**Given instruction:**
Filter the records below for the word "While". Copy each line that holds it.

**Input:**
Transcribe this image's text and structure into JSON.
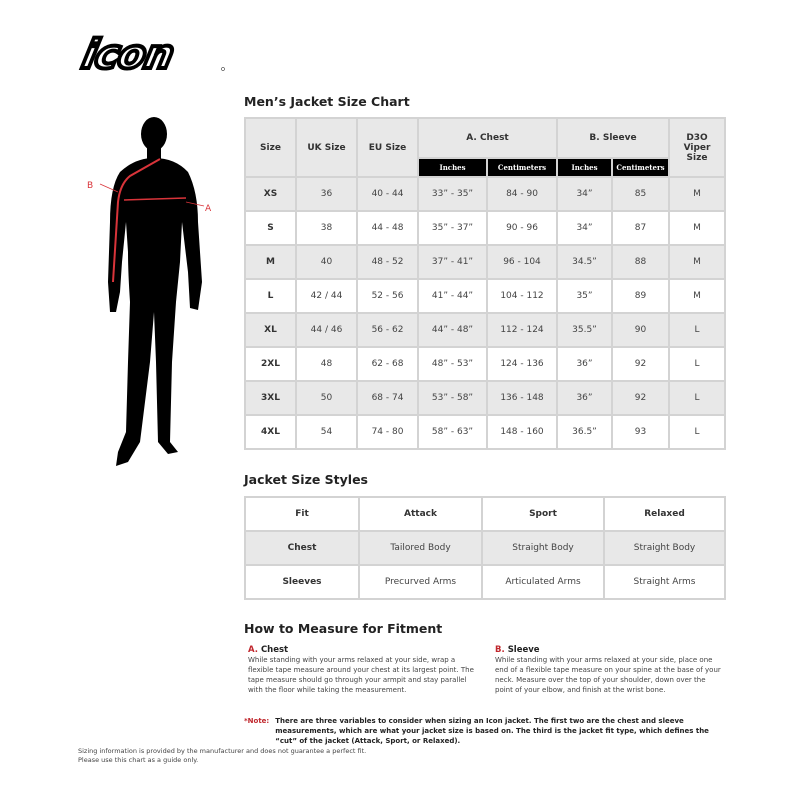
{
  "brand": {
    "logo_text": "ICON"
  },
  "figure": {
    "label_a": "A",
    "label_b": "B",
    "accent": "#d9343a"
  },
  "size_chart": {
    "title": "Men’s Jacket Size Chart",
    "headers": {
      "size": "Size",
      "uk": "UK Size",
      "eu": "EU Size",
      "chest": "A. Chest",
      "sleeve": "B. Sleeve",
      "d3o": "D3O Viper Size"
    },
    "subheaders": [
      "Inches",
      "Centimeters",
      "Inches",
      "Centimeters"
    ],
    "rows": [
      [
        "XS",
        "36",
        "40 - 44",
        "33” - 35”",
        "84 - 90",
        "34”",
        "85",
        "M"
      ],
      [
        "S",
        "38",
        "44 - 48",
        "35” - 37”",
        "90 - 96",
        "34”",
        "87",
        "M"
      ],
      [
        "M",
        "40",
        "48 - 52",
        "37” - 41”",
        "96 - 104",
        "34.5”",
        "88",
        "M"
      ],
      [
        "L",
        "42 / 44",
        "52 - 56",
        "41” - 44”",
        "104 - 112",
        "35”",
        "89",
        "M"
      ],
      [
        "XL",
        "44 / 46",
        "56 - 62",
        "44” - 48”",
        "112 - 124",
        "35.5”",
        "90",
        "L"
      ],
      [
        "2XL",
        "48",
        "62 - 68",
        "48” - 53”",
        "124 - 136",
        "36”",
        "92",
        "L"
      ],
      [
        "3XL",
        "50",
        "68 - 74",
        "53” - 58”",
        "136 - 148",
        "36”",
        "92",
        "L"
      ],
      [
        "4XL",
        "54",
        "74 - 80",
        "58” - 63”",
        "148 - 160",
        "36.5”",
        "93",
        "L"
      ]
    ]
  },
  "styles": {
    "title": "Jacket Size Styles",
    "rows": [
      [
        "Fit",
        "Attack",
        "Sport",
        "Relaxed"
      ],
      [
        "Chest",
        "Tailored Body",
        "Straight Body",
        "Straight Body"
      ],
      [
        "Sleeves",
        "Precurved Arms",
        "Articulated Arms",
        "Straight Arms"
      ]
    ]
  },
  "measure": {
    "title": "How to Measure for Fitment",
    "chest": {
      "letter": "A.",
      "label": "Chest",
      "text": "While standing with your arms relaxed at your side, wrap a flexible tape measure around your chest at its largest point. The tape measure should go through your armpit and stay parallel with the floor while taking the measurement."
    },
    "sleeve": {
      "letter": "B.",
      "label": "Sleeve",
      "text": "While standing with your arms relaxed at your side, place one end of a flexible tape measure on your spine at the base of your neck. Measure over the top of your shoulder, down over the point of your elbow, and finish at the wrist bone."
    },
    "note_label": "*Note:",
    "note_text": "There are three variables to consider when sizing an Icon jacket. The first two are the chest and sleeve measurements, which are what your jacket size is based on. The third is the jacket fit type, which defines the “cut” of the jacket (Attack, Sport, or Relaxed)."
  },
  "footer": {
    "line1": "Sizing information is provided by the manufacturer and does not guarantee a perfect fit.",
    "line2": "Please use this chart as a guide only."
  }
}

**Task output:**
      "text": "While standing with your arms relaxed at your side, wrap a flexible tape measure around your chest at its largest point. The tape measure should go through your armpit and stay parallel with the floor while taking the measurement."
      "text": "While standing with your arms relaxed at your side, place one end of a flexible tape measure on your spine at the base of your neck. Measure over the top of your shoulder, down over the point of your elbow, and finish at the wrist bone."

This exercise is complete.